• Work instructions: Return every line of the listing below unchanged, character for character.
-- begin Stored records --
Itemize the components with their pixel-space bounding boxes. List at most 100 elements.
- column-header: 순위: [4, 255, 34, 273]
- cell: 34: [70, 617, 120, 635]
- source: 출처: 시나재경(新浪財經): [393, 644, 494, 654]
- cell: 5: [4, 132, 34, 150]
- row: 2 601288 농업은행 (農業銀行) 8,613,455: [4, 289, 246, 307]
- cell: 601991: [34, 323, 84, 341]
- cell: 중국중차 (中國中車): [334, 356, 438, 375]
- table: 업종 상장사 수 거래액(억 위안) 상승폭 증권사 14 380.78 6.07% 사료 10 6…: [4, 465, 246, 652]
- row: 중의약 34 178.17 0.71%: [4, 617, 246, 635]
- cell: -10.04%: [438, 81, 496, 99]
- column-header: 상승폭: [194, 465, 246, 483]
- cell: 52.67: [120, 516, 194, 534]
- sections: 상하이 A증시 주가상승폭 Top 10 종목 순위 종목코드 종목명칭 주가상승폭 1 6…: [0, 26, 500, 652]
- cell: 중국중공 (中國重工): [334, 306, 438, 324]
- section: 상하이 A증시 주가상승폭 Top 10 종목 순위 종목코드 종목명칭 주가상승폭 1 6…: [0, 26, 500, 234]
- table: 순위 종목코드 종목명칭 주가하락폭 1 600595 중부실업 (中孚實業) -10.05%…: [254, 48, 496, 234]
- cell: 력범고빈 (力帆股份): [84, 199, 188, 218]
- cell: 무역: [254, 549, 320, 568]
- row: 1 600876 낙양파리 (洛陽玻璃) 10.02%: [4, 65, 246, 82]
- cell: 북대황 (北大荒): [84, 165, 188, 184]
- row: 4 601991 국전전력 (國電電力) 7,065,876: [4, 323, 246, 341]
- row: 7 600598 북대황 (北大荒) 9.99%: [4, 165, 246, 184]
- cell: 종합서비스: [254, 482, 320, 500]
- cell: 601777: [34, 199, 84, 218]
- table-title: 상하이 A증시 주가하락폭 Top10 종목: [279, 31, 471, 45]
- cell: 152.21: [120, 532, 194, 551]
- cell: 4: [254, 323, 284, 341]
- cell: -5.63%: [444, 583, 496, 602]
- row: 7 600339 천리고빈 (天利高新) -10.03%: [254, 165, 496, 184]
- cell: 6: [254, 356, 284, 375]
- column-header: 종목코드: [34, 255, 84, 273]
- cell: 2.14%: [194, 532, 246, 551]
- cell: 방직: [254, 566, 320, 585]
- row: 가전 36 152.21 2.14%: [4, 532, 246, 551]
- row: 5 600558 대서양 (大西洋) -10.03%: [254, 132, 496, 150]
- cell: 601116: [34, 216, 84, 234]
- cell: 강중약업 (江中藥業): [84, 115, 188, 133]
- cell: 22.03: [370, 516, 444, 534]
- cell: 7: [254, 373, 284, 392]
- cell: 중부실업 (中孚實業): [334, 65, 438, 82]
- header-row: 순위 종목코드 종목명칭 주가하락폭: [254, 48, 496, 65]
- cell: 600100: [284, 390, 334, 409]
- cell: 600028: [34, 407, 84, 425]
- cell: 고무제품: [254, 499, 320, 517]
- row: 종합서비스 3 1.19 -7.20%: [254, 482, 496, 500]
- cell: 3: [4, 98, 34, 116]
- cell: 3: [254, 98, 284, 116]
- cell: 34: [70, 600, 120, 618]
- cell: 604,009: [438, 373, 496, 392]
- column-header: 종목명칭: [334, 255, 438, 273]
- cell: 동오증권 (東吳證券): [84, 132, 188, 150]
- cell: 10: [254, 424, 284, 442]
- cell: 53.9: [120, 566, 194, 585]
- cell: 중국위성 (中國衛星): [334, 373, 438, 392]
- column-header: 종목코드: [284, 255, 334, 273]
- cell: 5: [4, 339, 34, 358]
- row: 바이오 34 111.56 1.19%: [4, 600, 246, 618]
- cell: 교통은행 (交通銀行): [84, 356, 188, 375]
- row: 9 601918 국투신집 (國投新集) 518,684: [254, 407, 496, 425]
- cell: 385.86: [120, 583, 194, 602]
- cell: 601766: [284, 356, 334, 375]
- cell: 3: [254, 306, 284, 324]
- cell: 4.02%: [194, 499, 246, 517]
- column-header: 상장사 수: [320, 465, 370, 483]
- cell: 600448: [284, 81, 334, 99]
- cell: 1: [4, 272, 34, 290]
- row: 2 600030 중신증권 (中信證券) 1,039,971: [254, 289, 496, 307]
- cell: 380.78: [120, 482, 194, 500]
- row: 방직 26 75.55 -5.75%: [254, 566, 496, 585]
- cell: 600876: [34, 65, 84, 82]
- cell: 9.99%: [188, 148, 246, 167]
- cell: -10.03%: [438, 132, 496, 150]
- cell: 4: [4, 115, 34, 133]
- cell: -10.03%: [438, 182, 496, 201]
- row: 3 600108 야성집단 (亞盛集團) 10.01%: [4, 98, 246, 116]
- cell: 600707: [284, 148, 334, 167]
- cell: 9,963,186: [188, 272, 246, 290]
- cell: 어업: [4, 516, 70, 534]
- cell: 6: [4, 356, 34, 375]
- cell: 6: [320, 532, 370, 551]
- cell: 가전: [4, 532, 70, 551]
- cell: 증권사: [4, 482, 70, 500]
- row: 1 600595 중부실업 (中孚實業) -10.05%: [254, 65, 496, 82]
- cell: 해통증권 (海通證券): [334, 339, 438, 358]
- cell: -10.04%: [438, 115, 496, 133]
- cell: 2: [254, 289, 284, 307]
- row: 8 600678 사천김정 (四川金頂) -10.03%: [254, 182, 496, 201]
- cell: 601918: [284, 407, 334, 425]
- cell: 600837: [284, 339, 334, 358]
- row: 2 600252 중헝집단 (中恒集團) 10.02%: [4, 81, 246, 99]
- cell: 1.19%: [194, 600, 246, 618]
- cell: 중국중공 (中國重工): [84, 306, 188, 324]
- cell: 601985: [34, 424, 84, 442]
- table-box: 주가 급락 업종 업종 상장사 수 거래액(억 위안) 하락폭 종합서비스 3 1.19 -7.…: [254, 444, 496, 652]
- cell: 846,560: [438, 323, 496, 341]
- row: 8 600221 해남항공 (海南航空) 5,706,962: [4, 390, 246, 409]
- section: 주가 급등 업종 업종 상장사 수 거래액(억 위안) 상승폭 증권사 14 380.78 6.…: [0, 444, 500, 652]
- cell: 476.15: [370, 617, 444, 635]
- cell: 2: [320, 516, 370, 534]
-- end Stored records --
• Final result:
Itemize the components with their pixel-space bounding boxes. List at most 100 elements.
- column-header: 순위: [4, 255, 34, 273]
- cell: 34: [70, 617, 120, 635]
- source: 출처: 시나재경(新浪財經): [393, 644, 494, 654]
- cell: 5: [4, 132, 34, 150]
- row: 2 601288 농업은행 (農業銀行) 8,613,455: [4, 289, 246, 307]
- cell: 601991: [34, 323, 84, 341]
- cell: 중국중차 (中國中車): [334, 356, 438, 375]
- table: 업종 상장사 수 거래액(억 위안) 상승폭 증권사 14 380.78 6.07% 사료 10 6…: [4, 465, 246, 652]
- row: 중의약 34 178.17 0.71%: [4, 617, 246, 635]
- cell: -10.04%: [438, 81, 496, 99]
- column-header: 상승폭: [194, 465, 246, 483]
- cell: 52.67: [120, 516, 194, 534]
- sections: 상하이 A증시 주가상승폭 Top 10 종목 순위 종목코드 종목명칭 주가상승폭 1 6…: [0, 26, 500, 652]
- cell: 중국중공 (中國重工): [334, 306, 438, 324]
- section: 상하이 A증시 주가상승폭 Top 10 종목 순위 종목코드 종목명칭 주가상승폭 1 6…: [0, 26, 500, 234]
- table: 순위 종목코드 종목명칭 주가하락폭 1 600595 중부실업 (中孚實業) -10.05%…: [254, 48, 496, 234]
- cell: 력범고빈 (力帆股份): [84, 199, 188, 218]
- cell: 무역: [254, 549, 320, 568]
- row: 1 600876 낙양파리 (洛陽玻璃) 10.02%: [4, 65, 246, 82]
- cell: 북대황 (北大荒): [84, 165, 188, 184]
- row: 4 601991 국전전력 (國電電力) 7,065,876: [4, 323, 246, 341]
- row: 7 600598 북대황 (北大荒) 9.99%: [4, 165, 246, 184]
- cell: 종합서비스: [254, 482, 320, 500]
- cell: 601777: [34, 199, 84, 218]
- table-title: 상하이 A증시 주가하락폭 Top10 종목: [279, 31, 471, 45]
- cell: 152.21: [120, 532, 194, 551]
- cell: 4: [254, 323, 284, 341]
- cell: -5.63%: [444, 583, 496, 602]
- row: 7 600339 천리고빈 (天利高新) -10.03%: [254, 165, 496, 184]
- cell: 6: [254, 356, 284, 375]
- column-header: 종목코드: [34, 255, 84, 273]
- cell: 2.14%: [194, 532, 246, 551]
- cell: 방직: [254, 566, 320, 585]
- row: 가전 36 152.21 2.14%: [4, 532, 246, 551]
- row: 5 600558 대서양 (大西洋) -10.03%: [254, 132, 496, 150]
- cell: 601116: [34, 216, 84, 234]
- cell: 강중약업 (江中藥業): [84, 115, 188, 133]
- cell: 22.03: [370, 516, 444, 534]
- cell: 7: [254, 373, 284, 392]
- cell: 중부실업 (中孚實業): [334, 65, 438, 82]
- header-row: 순위 종목코드 종목명칭 주가하락폭: [254, 48, 496, 65]
- cell: 600100: [284, 390, 334, 409]
- cell: 600028: [34, 407, 84, 425]
- cell: 고무제품: [254, 499, 320, 517]
- row: 종합서비스 3 1.19 -7.20%: [254, 482, 496, 500]
- cell: 3: [4, 98, 34, 116]
- cell: 3: [254, 98, 284, 116]
- cell: 34: [70, 600, 120, 618]
- cell: 604,009: [438, 373, 496, 392]
- column-header: 종목명칭: [334, 255, 438, 273]
- cell: 동오증권 (東吳證券): [84, 132, 188, 150]
- cell: 10: [254, 424, 284, 442]
- cell: 53.9: [120, 566, 194, 585]
- cell: 중국위성 (中國衛星): [334, 373, 438, 392]
- column-header: 종목코드: [284, 255, 334, 273]
- cell: 5: [4, 339, 34, 358]
- row: 바이오 34 111.56 1.19%: [4, 600, 246, 618]
- cell: 교통은행 (交通銀行): [84, 356, 188, 375]
- row: 9 601918 국투신집 (國投新集) 518,684: [254, 407, 496, 425]
- cell: 385.86: [120, 583, 194, 602]
- cell: 601766: [284, 356, 334, 375]
- cell: 3: [254, 306, 284, 324]
- cell: 4.02%: [194, 499, 246, 517]
- column-header: 상장사 수: [320, 465, 370, 483]
- cell: 600448: [284, 81, 334, 99]
- cell: 1: [4, 272, 34, 290]
- row: 2 600030 중신증권 (中信證券) 1,039,971: [254, 289, 496, 307]
- cell: 380.78: [120, 482, 194, 500]
- row: 방직 26 75.55 -5.75%: [254, 566, 496, 585]
- cell: 600876: [34, 65, 84, 82]
- cell: 9.99%: [188, 148, 246, 167]
- cell: -10.03%: [438, 132, 496, 150]
- cell: 4: [4, 115, 34, 133]
- cell: -10.03%: [438, 182, 496, 201]
- row: 3 600108 야성집단 (亞盛集團) 10.01%: [4, 98, 246, 116]
- cell: 600707: [284, 148, 334, 167]
- cell: 9,963,186: [188, 272, 246, 290]
- cell: 어업: [4, 516, 70, 534]
- cell: 6: [4, 356, 34, 375]
- cell: 6: [320, 532, 370, 551]
- cell: 가전: [4, 532, 70, 551]
- cell: 증권사: [4, 482, 70, 500]
- row: 1 600595 중부실업 (中孚實業) -10.05%: [254, 65, 496, 82]
- cell: 해통증권 (海通證券): [334, 339, 438, 358]
- cell: -10.04%: [438, 115, 496, 133]
- cell: 2: [254, 289, 284, 307]
- row: 8 600678 사천김정 (四川金頂) -10.03%: [254, 182, 496, 201]
- cell: 601918: [284, 407, 334, 425]
- cell: 600837: [284, 339, 334, 358]
- row: 2 600252 중헝집단 (中恒集團) 10.02%: [4, 81, 246, 99]
- cell: 1.19%: [194, 600, 246, 618]
- cell: 중국중공 (中國重工): [84, 306, 188, 324]
- cell: 601985: [34, 424, 84, 442]
- table-box: 주가 급락 업종 업종 상장사 수 거래액(억 위안) 하락폭 종합서비스 3 1.19 -7.…: [254, 444, 496, 652]
- cell: 846,560: [438, 323, 496, 341]
- row: 8 600221 해남항공 (海南航空) 5,706,962: [4, 390, 246, 409]
- section: 주가 급등 업종 업종 상장사 수 거래액(억 위안) 상승폭 증권사 14 380.78 6.…: [0, 444, 500, 652]
- cell: 476.15: [370, 617, 444, 635]
- cell: 2: [320, 516, 370, 534]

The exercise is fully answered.